--- AIM ---
Copy everything in the data below exactly except the pictures.
* begin EXERCISE DATA *
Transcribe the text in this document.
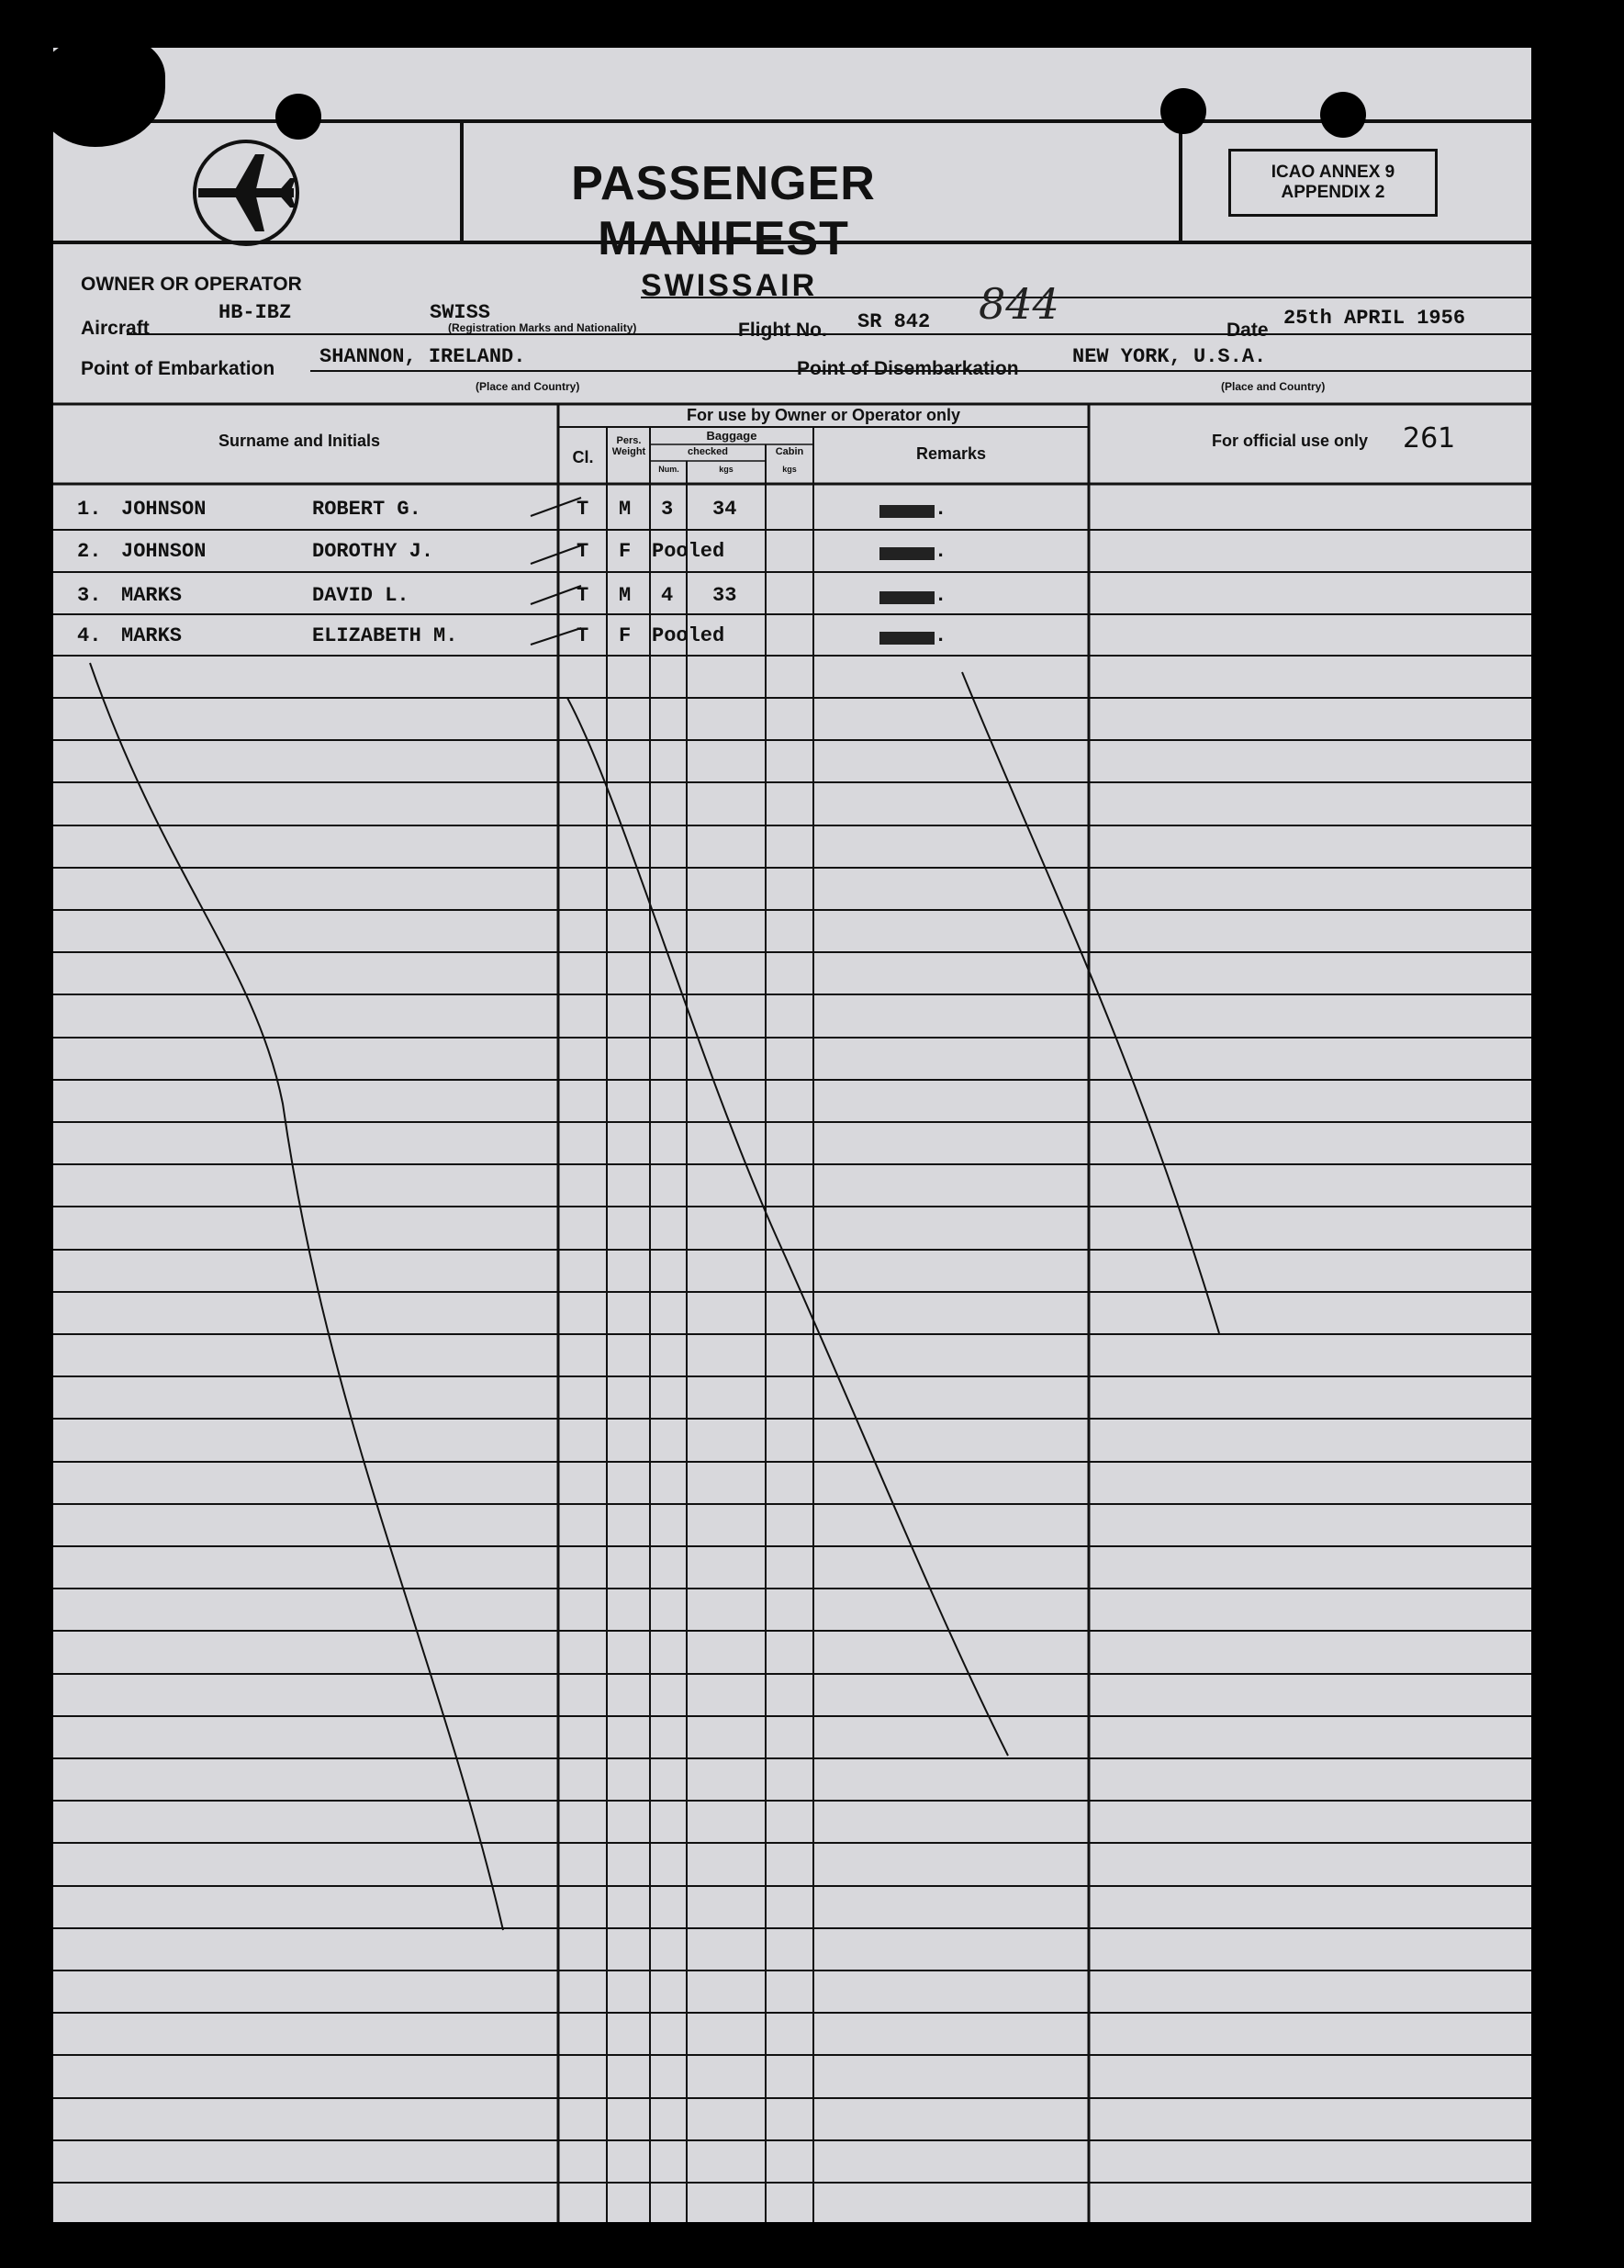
PASSENGER MANIFEST
ICAO ANNEX 9
APPENDIX 2
OWNER OR OPERATOR	SWISSAIR
Aircraft
HB-IBZ	SWISS
(Registration Marks and Nationality)	Flight No. SR 842 844
Date
25th APRIL 1956
Point of Embarkation
SHANNON, IRELAND.
(Place and Country)
Point of Disembarkation
NEW YORK, U.S.A.
(Place and Country)
Surname and Initials
For use by Owner or Operator only
Cl.
Pers. Weight
Baggage
checked
Num.	kgs
Cabin
kgs
Remarks
For official use only 261
1. JOHNSON	ROBERT G.	T M 3 34	.
2. JOHNSON	DOROTHY J.	T F Pooled	.
3. MARKS	DAVID L.	T M 4 33	.
4. MARKS	ELIZABETH M.	T F Pooled	.
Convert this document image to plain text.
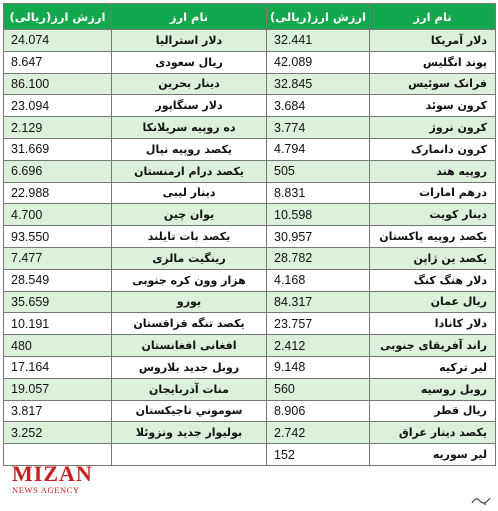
ارزش ارز(ریالی)	نام ارز	ارزش ارز(ریالی)	نام ارز
24.074	دلار استرالیا	32.441	دلار آمریکا
8.647	ریال سعودی	42.089	پوند انگلیس
86.100	دینار بحرین	32.845	فرانک سوئیس
23.094	دلار سنگاپور	3.684	کرون سوئد
2.129	ده روپیه سریلانکا	3.774	کرون نروژ
31.669	یکصد روپیه نپال	4.794	کرون دانمارک
6.696	یکصد درام ارمنستان	505	روپیه هند
22.988	دینار لیبی	8.831	درهم امارات
4.700	یوان چین	10.598	دینار کویت
93.550	یکصد بات تایلند	30.957	یکصد روپیه پاکستان
7.477	رینگیت مالزی	28.782	یکصد ین ژاپن
28.549	هزار وون کره جنوبی	4.168	دلار هنگ کنگ
35.659	یورو	84.317	ریال عمان
10.191	یکصد تنگه قزاقستان	23.757	دلار کانادا
480	افغانی افغانستان	2.412	راند آفریقای جنوبی
17.164	روبل جدید بلاروس	9.148	لیر ترکیه
19.057	منات آذربایجان	560	روبل روسیه
3.817	سوموني تاجيكستان	8.906	ریال قطر
3.252	بولیوار جدید ونزوئلا	2.742	یکصد دینار عراق
		152	لیر سوریه
MIZAN
NEWS AGENCY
* end EXERCISE DATA *
--- COMPLETE RESPONSE ---
Transcribe the text in this document.
PASSENGER MANIFEST
ICAO ANNEX 9
APPENDIX 2
OWNER OR OPERATOR	SWISSAIR
Aircraft
HB-IBZ	SWISS
(Registration Marks and Nationality)	Flight No. SR 842 844
Date
25th APRIL 1956
Point of Embarkation
SHANNON, IRELAND.
(Place and Country)
Point of Disembarkation
NEW YORK, U.S.A.
(Place and Country)
Surname and Initials
For use by Owner or Operator only
Cl.
Pers. Weight
Baggage
checked
Num.	kgs
Cabin
kgs
Remarks
For official use only 261
1. JOHNSON	ROBERT G.	T M 3 34	.
2. JOHNSON	DOROTHY J.	T F Pooled	.
3. MARKS	DAVID L.	T M 4 33	.
4. MARKS	ELIZABETH M.	T F Pooled	.
Convert this document image to plain text.
ارزش ارز(ریالی)	نام ارز	ارزش ارز(ریالی)	نام ارز
24.074	دلار استرالیا	32.441	دلار آمریکا
8.647	ریال سعودی	42.089	پوند انگلیس
86.100	دینار بحرین	32.845	فرانک سوئیس
23.094	دلار سنگاپور	3.684	کرون سوئد
2.129	ده روپیه سریلانکا	3.774	کرون نروژ
31.669	یکصد روپیه نپال	4.794	کرون دانمارک
6.696	یکصد درام ارمنستان	505	روپیه هند
22.988	دینار لیبی	8.831	درهم امارات
4.700	یوان چین	10.598	دینار کویت
93.550	یکصد بات تایلند	30.957	یکصد روپیه پاکستان
7.477	رینگیت مالزی	28.782	یکصد ین ژاپن
28.549	هزار وون کره جنوبی	4.168	دلار هنگ کنگ
35.659	یورو	84.317	ریال عمان
10.191	یکصد تنگه قزاقستان	23.757	دلار کانادا
480	افغانی افغانستان	2.412	راند آفریقای جنوبی
17.164	روبل جدید بلاروس	9.148	لیر ترکیه
19.057	منات آذربایجان	560	روبل روسیه
3.817	سوموني تاجيكستان	8.906	ریال قطر
3.252	بولیوار جدید ونزوئلا	2.742	یکصد دینار عراق
		152	لیر سوریه
MIZAN
NEWS AGENCY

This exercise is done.